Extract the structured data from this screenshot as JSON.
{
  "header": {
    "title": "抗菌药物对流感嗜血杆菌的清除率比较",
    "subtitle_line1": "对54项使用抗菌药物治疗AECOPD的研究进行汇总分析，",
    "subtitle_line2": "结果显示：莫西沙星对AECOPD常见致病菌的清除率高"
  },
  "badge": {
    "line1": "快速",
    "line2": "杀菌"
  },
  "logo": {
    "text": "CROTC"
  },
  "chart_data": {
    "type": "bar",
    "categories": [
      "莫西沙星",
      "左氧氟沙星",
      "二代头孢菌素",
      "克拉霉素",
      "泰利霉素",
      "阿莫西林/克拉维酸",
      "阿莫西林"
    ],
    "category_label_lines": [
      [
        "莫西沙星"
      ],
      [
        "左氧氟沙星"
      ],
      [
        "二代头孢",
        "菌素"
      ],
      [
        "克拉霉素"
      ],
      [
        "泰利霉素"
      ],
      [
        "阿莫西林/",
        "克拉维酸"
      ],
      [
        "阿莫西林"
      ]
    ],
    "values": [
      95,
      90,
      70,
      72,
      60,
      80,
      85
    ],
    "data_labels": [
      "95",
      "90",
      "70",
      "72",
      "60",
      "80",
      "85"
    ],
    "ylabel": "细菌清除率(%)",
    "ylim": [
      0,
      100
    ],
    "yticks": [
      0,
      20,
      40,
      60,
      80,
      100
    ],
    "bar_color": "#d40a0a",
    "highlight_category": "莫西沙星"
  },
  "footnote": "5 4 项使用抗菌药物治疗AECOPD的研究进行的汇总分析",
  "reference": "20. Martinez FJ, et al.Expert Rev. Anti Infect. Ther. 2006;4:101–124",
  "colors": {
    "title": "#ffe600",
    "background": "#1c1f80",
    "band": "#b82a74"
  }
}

▶ Requirements
Print the listing above in full, exactly as it is.

▶ Exercise solution
Extract the structured data from this screenshot as JSON.
{
  "header": {
    "title": "抗菌药物对流感嗜血杆菌的清除率比较",
    "subtitle_line1": "对54项使用抗菌药物治疗AECOPD的研究进行汇总分析，",
    "subtitle_line2": "结果显示：莫西沙星对AECOPD常见致病菌的清除率高"
  },
  "badge": {
    "line1": "快速",
    "line2": "杀菌"
  },
  "logo": {
    "text": "CROTC"
  },
  "chart_data": {
    "type": "bar",
    "categories": [
      "莫西沙星",
      "左氧氟沙星",
      "二代头孢菌素",
      "克拉霉素",
      "泰利霉素",
      "阿莫西林/克拉维酸",
      "阿莫西林"
    ],
    "category_label_lines": [
      [
        "莫西沙星"
      ],
      [
        "左氧氟沙星"
      ],
      [
        "二代头孢",
        "菌素"
      ],
      [
        "克拉霉素"
      ],
      [
        "泰利霉素"
      ],
      [
        "阿莫西林/",
        "克拉维酸"
      ],
      [
        "阿莫西林"
      ]
    ],
    "values": [
      95,
      90,
      70,
      72,
      60,
      80,
      85
    ],
    "data_labels": [
      "95",
      "90",
      "70",
      "72",
      "60",
      "80",
      "85"
    ],
    "ylabel": "细菌清除率(%)",
    "ylim": [
      0,
      100
    ],
    "yticks": [
      0,
      20,
      40,
      60,
      80,
      100
    ],
    "bar_color": "#d40a0a",
    "highlight_category": "莫西沙星"
  },
  "footnote": "5 4 项使用抗菌药物治疗AECOPD的研究进行的汇总分析",
  "reference": "20. Martinez FJ, et al.Expert Rev. Anti Infect. Ther. 2006;4:101–124",
  "colors": {
    "title": "#ffe600",
    "background": "#1c1f80",
    "band": "#b82a74"
  }
}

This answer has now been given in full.